[Stored data entries]

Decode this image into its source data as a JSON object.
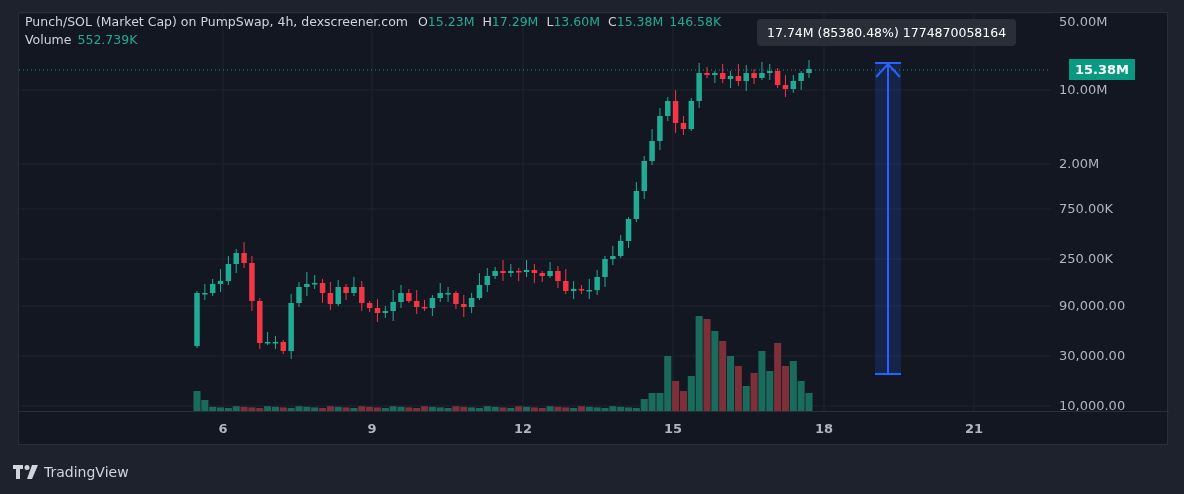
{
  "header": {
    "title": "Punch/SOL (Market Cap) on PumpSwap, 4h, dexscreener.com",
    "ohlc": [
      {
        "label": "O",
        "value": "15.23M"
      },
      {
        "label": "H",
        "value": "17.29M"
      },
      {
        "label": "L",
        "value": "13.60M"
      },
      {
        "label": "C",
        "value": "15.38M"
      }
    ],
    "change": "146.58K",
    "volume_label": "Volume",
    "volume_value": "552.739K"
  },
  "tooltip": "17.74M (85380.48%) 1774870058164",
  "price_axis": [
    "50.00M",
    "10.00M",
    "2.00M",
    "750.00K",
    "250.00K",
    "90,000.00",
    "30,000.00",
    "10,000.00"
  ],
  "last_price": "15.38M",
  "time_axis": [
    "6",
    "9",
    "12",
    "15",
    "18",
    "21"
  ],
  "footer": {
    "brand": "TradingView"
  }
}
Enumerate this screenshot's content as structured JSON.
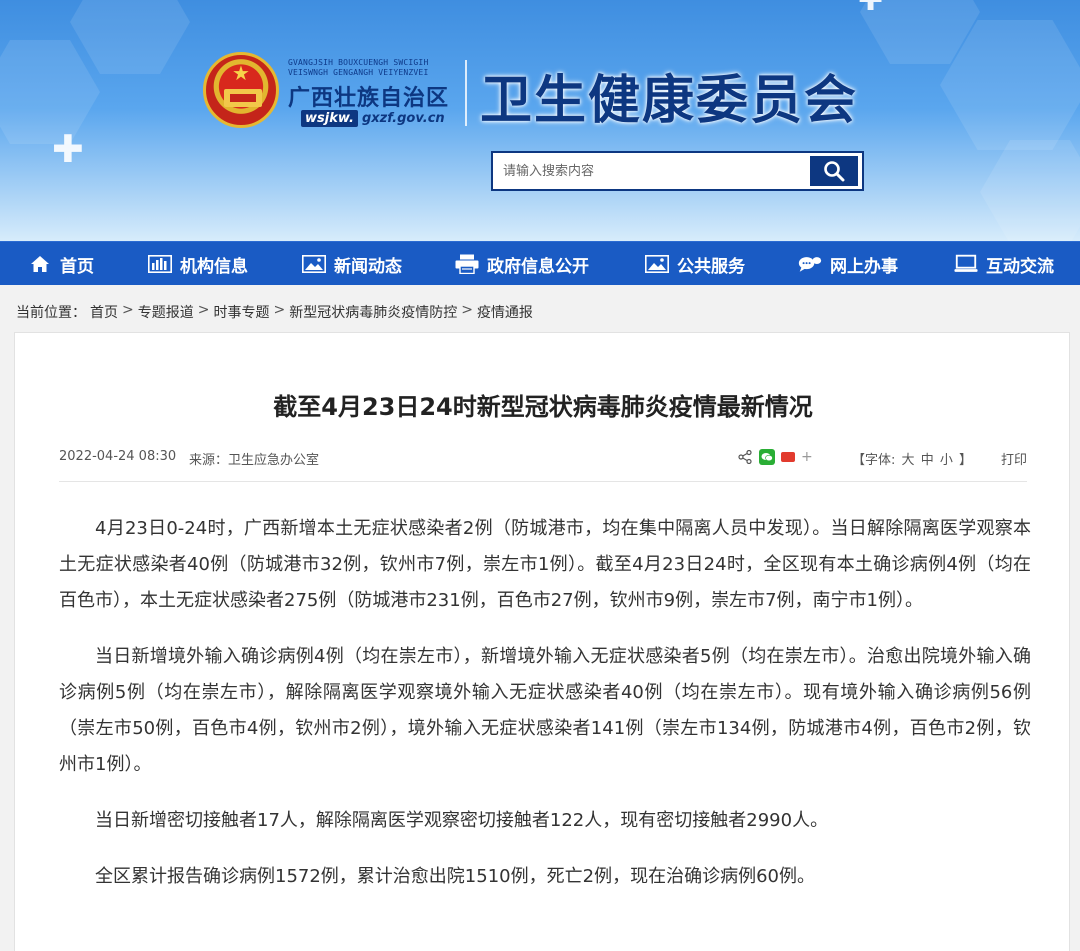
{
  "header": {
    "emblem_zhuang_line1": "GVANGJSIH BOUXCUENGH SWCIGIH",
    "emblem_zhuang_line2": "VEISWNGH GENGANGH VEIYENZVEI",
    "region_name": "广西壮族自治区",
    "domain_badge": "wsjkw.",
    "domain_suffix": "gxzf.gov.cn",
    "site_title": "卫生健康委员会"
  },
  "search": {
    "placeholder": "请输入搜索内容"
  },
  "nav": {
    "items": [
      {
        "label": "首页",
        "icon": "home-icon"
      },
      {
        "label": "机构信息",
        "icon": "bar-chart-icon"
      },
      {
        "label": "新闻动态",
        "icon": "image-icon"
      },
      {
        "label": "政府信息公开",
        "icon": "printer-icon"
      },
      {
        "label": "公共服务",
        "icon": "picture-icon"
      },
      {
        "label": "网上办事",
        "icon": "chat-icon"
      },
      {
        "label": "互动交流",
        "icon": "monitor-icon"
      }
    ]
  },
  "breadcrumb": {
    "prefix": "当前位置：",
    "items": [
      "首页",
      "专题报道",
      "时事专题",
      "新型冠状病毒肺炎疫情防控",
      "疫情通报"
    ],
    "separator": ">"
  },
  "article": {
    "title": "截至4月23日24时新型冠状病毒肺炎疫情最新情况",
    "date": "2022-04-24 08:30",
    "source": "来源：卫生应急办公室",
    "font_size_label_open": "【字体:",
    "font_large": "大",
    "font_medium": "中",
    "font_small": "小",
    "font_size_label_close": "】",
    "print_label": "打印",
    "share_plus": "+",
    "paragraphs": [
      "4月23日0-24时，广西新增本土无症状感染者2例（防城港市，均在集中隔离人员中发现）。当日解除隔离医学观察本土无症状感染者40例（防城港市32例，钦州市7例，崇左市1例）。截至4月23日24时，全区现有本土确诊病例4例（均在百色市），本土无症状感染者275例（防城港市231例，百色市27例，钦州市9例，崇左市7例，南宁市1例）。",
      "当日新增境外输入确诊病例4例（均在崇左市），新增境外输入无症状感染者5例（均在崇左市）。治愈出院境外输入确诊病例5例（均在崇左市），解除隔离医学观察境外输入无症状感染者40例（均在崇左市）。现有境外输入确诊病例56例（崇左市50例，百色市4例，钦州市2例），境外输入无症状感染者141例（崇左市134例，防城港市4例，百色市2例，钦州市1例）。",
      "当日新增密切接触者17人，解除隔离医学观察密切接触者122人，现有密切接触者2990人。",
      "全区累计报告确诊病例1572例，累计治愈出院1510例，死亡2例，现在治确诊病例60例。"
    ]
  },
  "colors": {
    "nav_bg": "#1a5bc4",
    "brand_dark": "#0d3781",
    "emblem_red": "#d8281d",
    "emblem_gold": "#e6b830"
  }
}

# INSTRUCTIONS TO FOLLOW:
In the records above, locate each line with the word "image". Copy all such lines.

# THE RESULT:
Decode this image into its source data as a JSON object.
        "icon": "image-icon"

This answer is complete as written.